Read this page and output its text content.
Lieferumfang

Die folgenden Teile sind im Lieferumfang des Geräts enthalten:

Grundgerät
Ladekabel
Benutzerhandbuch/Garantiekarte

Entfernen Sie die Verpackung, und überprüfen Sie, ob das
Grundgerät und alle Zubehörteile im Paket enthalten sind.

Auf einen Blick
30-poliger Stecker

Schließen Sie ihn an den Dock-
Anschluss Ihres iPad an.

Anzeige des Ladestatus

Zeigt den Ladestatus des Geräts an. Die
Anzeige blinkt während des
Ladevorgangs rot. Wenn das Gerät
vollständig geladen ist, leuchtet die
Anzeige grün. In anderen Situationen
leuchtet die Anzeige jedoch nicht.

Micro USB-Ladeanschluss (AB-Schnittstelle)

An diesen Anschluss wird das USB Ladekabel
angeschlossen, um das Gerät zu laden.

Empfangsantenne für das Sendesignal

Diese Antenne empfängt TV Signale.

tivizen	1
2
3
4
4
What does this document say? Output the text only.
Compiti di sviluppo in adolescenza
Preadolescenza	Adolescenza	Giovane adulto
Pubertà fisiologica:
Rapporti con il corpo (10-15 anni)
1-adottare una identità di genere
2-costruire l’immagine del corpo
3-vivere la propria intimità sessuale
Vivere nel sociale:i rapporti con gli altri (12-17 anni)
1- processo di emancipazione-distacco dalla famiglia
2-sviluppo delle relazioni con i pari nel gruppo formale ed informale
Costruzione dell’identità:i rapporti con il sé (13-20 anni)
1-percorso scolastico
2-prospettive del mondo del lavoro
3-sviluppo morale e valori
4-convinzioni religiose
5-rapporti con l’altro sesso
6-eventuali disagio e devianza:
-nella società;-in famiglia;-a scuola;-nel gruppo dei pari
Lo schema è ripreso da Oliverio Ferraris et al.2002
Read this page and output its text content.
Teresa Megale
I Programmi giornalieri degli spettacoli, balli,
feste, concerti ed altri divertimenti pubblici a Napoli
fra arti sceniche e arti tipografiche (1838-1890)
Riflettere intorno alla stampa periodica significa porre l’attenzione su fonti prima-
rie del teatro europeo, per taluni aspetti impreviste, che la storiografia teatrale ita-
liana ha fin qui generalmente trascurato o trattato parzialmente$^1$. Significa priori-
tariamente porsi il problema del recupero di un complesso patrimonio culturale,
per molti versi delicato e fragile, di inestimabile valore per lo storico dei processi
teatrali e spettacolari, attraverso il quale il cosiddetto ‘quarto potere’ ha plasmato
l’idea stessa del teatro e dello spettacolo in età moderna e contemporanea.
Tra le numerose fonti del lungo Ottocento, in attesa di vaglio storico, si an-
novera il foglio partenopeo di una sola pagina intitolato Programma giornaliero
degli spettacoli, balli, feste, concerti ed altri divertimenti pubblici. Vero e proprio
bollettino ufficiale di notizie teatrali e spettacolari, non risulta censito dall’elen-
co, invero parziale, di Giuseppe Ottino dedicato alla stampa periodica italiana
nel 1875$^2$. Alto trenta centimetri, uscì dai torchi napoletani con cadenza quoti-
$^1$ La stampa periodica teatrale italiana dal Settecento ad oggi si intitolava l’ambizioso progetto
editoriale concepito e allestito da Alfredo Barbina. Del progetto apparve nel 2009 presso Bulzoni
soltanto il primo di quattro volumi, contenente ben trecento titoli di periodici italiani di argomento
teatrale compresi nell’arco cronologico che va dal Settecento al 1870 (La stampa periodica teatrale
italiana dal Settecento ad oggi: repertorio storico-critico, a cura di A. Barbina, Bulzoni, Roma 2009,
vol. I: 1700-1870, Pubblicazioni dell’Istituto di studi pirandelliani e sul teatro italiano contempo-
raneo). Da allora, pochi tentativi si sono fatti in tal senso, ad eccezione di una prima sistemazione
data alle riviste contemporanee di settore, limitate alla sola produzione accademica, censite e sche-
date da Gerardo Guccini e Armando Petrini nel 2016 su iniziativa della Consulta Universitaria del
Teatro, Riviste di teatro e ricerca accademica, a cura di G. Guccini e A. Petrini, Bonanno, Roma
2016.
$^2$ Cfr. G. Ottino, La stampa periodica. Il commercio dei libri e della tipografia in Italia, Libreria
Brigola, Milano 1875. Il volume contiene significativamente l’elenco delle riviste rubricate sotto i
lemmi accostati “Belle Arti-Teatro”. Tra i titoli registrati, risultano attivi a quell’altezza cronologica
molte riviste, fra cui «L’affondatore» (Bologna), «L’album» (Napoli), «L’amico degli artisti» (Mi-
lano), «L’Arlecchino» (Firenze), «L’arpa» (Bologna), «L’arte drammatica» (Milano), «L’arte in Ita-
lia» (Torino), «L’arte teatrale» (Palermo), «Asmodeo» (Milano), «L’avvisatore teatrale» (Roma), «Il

• _What this task involves_
Go through the preceding material and copy each line that has the word "altri".

• _Solution to this problem_
Vivere nel sociale:i rapporti con gli altri (12-17 anni)
feste, concerti ed altri divertimenti pubblici a Napoli
degli spettacoli, balli, feste, concerti ed altri divertimenti pubblici. Vero e proprio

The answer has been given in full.